### Aim of the exercise
Count how many lines of the material hold "交付年月日". Respond with that number alone.

— START OF Source material —

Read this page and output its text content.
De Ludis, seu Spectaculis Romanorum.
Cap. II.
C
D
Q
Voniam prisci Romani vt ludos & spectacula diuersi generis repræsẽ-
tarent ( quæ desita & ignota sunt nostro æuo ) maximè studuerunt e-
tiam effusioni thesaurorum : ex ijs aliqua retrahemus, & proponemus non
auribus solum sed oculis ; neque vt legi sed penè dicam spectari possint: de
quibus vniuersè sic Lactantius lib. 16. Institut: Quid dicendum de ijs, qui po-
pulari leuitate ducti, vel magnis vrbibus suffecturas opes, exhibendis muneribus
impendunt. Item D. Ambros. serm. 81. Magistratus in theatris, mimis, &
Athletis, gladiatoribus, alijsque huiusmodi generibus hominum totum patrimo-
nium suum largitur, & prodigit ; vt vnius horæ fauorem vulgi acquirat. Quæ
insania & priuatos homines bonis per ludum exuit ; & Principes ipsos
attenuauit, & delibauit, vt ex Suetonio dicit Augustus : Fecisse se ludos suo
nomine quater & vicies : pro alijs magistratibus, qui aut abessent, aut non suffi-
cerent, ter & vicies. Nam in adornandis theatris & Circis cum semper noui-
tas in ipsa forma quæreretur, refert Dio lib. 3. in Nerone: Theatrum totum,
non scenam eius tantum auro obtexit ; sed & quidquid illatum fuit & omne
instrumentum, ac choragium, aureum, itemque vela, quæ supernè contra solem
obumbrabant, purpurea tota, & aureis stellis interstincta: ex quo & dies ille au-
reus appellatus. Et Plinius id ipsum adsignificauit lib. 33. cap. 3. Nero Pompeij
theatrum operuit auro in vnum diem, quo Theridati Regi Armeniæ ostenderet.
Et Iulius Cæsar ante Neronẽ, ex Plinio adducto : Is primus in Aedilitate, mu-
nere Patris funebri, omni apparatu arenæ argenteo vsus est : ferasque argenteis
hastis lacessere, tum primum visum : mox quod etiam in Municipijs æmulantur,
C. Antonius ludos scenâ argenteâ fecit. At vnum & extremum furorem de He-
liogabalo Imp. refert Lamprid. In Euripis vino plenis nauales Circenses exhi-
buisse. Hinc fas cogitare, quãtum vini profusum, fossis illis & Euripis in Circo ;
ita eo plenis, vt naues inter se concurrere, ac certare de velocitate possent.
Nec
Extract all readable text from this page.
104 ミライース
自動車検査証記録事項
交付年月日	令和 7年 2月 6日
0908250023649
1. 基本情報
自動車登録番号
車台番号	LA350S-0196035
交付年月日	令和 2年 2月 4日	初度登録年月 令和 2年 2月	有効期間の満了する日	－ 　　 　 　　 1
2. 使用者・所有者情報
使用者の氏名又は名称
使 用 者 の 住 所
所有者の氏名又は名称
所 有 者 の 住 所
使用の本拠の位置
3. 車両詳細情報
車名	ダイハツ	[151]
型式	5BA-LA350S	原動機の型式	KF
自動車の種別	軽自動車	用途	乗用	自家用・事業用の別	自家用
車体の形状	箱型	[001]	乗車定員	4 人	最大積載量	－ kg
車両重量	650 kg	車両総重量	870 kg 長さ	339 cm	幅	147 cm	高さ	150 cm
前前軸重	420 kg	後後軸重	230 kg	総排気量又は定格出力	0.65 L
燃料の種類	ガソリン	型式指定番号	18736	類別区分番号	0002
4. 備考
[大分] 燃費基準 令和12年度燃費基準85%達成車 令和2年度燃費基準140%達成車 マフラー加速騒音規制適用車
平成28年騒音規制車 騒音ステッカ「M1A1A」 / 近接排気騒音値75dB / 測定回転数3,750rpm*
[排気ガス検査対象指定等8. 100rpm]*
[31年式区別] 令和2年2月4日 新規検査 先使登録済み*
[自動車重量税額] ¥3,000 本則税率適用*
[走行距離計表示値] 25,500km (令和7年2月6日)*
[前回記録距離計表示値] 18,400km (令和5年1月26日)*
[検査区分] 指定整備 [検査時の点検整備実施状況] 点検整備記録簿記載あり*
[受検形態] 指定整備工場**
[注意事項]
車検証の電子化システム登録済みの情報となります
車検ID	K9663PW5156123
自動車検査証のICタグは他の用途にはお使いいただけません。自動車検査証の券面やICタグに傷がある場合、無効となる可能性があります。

— END OF Source material —

### Solution to this exercise
2